TASK OBJECTIVE - Reproduce this listing in full.

Collected data entries:
━━━━━━━━━━━━━━━━

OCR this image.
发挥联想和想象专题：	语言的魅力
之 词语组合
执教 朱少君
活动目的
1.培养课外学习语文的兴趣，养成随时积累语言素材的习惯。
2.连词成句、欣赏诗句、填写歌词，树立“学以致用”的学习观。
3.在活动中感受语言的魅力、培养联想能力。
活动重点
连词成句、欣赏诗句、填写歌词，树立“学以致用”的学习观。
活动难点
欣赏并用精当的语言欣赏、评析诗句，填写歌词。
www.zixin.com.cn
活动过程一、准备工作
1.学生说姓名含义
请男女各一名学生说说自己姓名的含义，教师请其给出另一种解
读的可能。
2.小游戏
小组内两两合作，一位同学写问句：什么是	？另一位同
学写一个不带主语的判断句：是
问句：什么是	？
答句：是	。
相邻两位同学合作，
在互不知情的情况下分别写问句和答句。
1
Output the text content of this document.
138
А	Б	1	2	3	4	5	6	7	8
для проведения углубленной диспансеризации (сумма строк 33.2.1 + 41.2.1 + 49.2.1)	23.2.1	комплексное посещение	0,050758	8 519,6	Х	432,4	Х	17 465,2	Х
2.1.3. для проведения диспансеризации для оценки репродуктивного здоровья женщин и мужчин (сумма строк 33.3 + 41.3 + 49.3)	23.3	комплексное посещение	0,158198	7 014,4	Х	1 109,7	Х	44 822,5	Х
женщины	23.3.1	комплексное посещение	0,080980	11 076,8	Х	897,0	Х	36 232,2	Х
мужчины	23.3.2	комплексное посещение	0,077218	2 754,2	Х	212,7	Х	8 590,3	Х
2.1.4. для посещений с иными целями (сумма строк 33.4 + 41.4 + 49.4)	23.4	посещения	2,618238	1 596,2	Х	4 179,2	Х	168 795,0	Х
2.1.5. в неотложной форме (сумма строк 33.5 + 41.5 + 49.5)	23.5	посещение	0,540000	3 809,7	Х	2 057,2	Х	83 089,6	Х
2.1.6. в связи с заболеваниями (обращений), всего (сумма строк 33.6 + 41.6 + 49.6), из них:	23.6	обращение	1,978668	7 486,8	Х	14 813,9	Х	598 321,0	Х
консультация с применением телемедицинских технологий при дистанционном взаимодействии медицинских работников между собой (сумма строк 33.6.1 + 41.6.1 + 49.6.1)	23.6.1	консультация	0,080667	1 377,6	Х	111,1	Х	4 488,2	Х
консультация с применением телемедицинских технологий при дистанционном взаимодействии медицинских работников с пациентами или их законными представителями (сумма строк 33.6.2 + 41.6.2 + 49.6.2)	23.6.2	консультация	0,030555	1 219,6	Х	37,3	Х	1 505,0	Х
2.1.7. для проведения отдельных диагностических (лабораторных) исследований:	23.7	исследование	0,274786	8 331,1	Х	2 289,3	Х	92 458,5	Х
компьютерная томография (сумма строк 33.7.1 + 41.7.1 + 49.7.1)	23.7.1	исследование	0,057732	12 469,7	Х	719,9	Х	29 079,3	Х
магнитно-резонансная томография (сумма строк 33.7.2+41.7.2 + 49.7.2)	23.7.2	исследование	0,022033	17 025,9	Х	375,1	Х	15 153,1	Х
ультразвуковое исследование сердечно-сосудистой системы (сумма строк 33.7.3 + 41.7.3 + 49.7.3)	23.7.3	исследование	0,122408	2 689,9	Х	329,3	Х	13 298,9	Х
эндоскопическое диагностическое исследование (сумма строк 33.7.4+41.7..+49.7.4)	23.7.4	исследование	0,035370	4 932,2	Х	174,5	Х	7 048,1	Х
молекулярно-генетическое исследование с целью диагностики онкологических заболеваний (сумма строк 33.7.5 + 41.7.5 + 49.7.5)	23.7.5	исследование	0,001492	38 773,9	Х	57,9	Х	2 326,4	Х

━━━━━━━━━━━━━━━━

THE ANSWER -
OCR this image.
发挥联想和想象专题：	语言的魅力
之 词语组合
执教 朱少君
活动目的
1.培养课外学习语文的兴趣，养成随时积累语言素材的习惯。
2.连词成句、欣赏诗句、填写歌词，树立“学以致用”的学习观。
3.在活动中感受语言的魅力、培养联想能力。
活动重点
连词成句、欣赏诗句、填写歌词，树立“学以致用”的学习观。
活动难点
欣赏并用精当的语言欣赏、评析诗句，填写歌词。
www.zixin.com.cn
活动过程一、准备工作
1.学生说姓名含义
请男女各一名学生说说自己姓名的含义，教师请其给出另一种解
读的可能。
2.小游戏
小组内两两合作，一位同学写问句：什么是	？另一位同
学写一个不带主语的判断句：是
问句：什么是	？
答句：是	。
相邻两位同学合作，
在互不知情的情况下分别写问句和答句。
1
Output the text content of this document.
138
А	Б	1	2	3	4	5	6	7	8
для проведения углубленной диспансеризации (сумма строк 33.2.1 + 41.2.1 + 49.2.1)	23.2.1	комплексное посещение	0,050758	8 519,6	Х	432,4	Х	17 465,2	Х
2.1.3. для проведения диспансеризации для оценки репродуктивного здоровья женщин и мужчин (сумма строк 33.3 + 41.3 + 49.3)	23.3	комплексное посещение	0,158198	7 014,4	Х	1 109,7	Х	44 822,5	Х
женщины	23.3.1	комплексное посещение	0,080980	11 076,8	Х	897,0	Х	36 232,2	Х
мужчины	23.3.2	комплексное посещение	0,077218	2 754,2	Х	212,7	Х	8 590,3	Х
2.1.4. для посещений с иными целями (сумма строк 33.4 + 41.4 + 49.4)	23.4	посещения	2,618238	1 596,2	Х	4 179,2	Х	168 795,0	Х
2.1.5. в неотложной форме (сумма строк 33.5 + 41.5 + 49.5)	23.5	посещение	0,540000	3 809,7	Х	2 057,2	Х	83 089,6	Х
2.1.6. в связи с заболеваниями (обращений), всего (сумма строк 33.6 + 41.6 + 49.6), из них:	23.6	обращение	1,978668	7 486,8	Х	14 813,9	Х	598 321,0	Х
консультация с применением телемедицинских технологий при дистанционном взаимодействии медицинских работников между собой (сумма строк 33.6.1 + 41.6.1 + 49.6.1)	23.6.1	консультация	0,080667	1 377,6	Х	111,1	Х	4 488,2	Х
консультация с применением телемедицинских технологий при дистанционном взаимодействии медицинских работников с пациентами или их законными представителями (сумма строк 33.6.2 + 41.6.2 + 49.6.2)	23.6.2	консультация	0,030555	1 219,6	Х	37,3	Х	1 505,0	Х
2.1.7. для проведения отдельных диагностических (лабораторных) исследований:	23.7	исследование	0,274786	8 331,1	Х	2 289,3	Х	92 458,5	Х
компьютерная томография (сумма строк 33.7.1 + 41.7.1 + 49.7.1)	23.7.1	исследование	0,057732	12 469,7	Х	719,9	Х	29 079,3	Х
магнитно-резонансная томография (сумма строк 33.7.2+41.7.2 + 49.7.2)	23.7.2	исследование	0,022033	17 025,9	Х	375,1	Х	15 153,1	Х
ультразвуковое исследование сердечно-сосудистой системы (сумма строк 33.7.3 + 41.7.3 + 49.7.3)	23.7.3	исследование	0,122408	2 689,9	Х	329,3	Х	13 298,9	Х
эндоскопическое диагностическое исследование (сумма строк 33.7.4+41.7..+49.7.4)	23.7.4	исследование	0,035370	4 932,2	Х	174,5	Х	7 048,1	Х
молекулярно-генетическое исследование с целью диагностики онкологических заболеваний (сумма строк 33.7.5 + 41.7.5 + 49.7.5)	23.7.5	исследование	0,001492	38 773,9	Х	57,9	Х	2 326,4	Х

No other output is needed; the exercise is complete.